Work to complete
In your copy, leave out the pictures and repeat the entries below exactly.

(Entries from a visual dataset)
## START

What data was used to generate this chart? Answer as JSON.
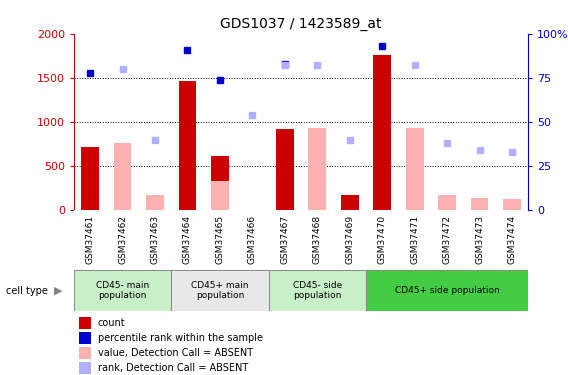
{
  "title": "GDS1037 / 1423589_at",
  "samples": [
    "GSM37461",
    "GSM37462",
    "GSM37463",
    "GSM37464",
    "GSM37465",
    "GSM37466",
    "GSM37467",
    "GSM37468",
    "GSM37469",
    "GSM37470",
    "GSM37471",
    "GSM37472",
    "GSM37473",
    "GSM37474"
  ],
  "count_values": [
    720,
    null,
    null,
    1460,
    610,
    null,
    920,
    null,
    170,
    1760,
    null,
    null,
    null,
    null
  ],
  "count_absent_values": [
    null,
    760,
    175,
    null,
    325,
    null,
    null,
    930,
    null,
    null,
    930,
    170,
    140,
    130
  ],
  "rank_present_values": [
    78,
    null,
    null,
    91,
    74,
    null,
    83,
    null,
    null,
    93,
    null,
    null,
    null,
    null
  ],
  "rank_absent_values": [
    null,
    80,
    40,
    null,
    null,
    54,
    82,
    82,
    40,
    null,
    82,
    38,
    34,
    33
  ],
  "cell_type_groups": [
    {
      "label": "CD45- main\npopulation",
      "start": 0,
      "end": 3,
      "color": "#c8f0c8"
    },
    {
      "label": "CD45+ main\npopulation",
      "start": 3,
      "end": 6,
      "color": "#e8e8e8"
    },
    {
      "label": "CD45- side\npopulation",
      "start": 6,
      "end": 9,
      "color": "#c8f0c8"
    },
    {
      "label": "CD45+ side population",
      "start": 9,
      "end": 14,
      "color": "#44cc44"
    }
  ],
  "ylim_left": [
    0,
    2000
  ],
  "ylim_right": [
    0,
    100
  ],
  "yticks_left": [
    0,
    500,
    1000,
    1500,
    2000
  ],
  "ytick_labels_left": [
    "0",
    "500",
    "1000",
    "1500",
    "2000"
  ],
  "yticks_right": [
    0,
    25,
    50,
    75,
    100
  ],
  "ytick_labels_right": [
    "0",
    "25",
    "50",
    "75",
    "100%"
  ],
  "color_count": "#cc0000",
  "color_rank_present": "#0000cc",
  "color_count_absent": "#ffb0b0",
  "color_rank_absent": "#b0b0ff",
  "grid_yticks": [
    500,
    1000,
    1500
  ],
  "bg_color": "#ffffff",
  "xtick_bg": "#d8d8d8",
  "cell_type_label": "cell type",
  "legend_items": [
    {
      "color": "#cc0000",
      "label": "count"
    },
    {
      "color": "#0000cc",
      "label": "percentile rank within the sample"
    },
    {
      "color": "#ffb0b0",
      "label": "value, Detection Call = ABSENT"
    },
    {
      "color": "#b0b0ff",
      "label": "rank, Detection Call = ABSENT"
    }
  ]
}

## END

Final answer
What data was used to generate this chart? Answer as JSON.
{
  "title": "GDS1037 / 1423589_at",
  "samples": [
    "GSM37461",
    "GSM37462",
    "GSM37463",
    "GSM37464",
    "GSM37465",
    "GSM37466",
    "GSM37467",
    "GSM37468",
    "GSM37469",
    "GSM37470",
    "GSM37471",
    "GSM37472",
    "GSM37473",
    "GSM37474"
  ],
  "count_values": [
    720,
    null,
    null,
    1460,
    610,
    null,
    920,
    null,
    170,
    1760,
    null,
    null,
    null,
    null
  ],
  "count_absent_values": [
    null,
    760,
    175,
    null,
    325,
    null,
    null,
    930,
    null,
    null,
    930,
    170,
    140,
    130
  ],
  "rank_present_values": [
    78,
    null,
    null,
    91,
    74,
    null,
    83,
    null,
    null,
    93,
    null,
    null,
    null,
    null
  ],
  "rank_absent_values": [
    null,
    80,
    40,
    null,
    null,
    54,
    82,
    82,
    40,
    null,
    82,
    38,
    34,
    33
  ],
  "cell_type_groups": [
    {
      "label": "CD45- main\npopulation",
      "start": 0,
      "end": 3,
      "color": "#c8f0c8"
    },
    {
      "label": "CD45+ main\npopulation",
      "start": 3,
      "end": 6,
      "color": "#e8e8e8"
    },
    {
      "label": "CD45- side\npopulation",
      "start": 6,
      "end": 9,
      "color": "#c8f0c8"
    },
    {
      "label": "CD45+ side population",
      "start": 9,
      "end": 14,
      "color": "#44cc44"
    }
  ],
  "ylim_left": [
    0,
    2000
  ],
  "ylim_right": [
    0,
    100
  ],
  "yticks_left": [
    0,
    500,
    1000,
    1500,
    2000
  ],
  "ytick_labels_left": [
    "0",
    "500",
    "1000",
    "1500",
    "2000"
  ],
  "yticks_right": [
    0,
    25,
    50,
    75,
    100
  ],
  "ytick_labels_right": [
    "0",
    "25",
    "50",
    "75",
    "100%"
  ],
  "color_count": "#cc0000",
  "color_rank_present": "#0000cc",
  "color_count_absent": "#ffb0b0",
  "color_rank_absent": "#b0b0ff",
  "grid_yticks": [
    500,
    1000,
    1500
  ],
  "bg_color": "#ffffff",
  "xtick_bg": "#d8d8d8",
  "cell_type_label": "cell type",
  "legend_items": [
    {
      "color": "#cc0000",
      "label": "count"
    },
    {
      "color": "#0000cc",
      "label": "percentile rank within the sample"
    },
    {
      "color": "#ffb0b0",
      "label": "value, Detection Call = ABSENT"
    },
    {
      "color": "#b0b0ff",
      "label": "rank, Detection Call = ABSENT"
    }
  ]
}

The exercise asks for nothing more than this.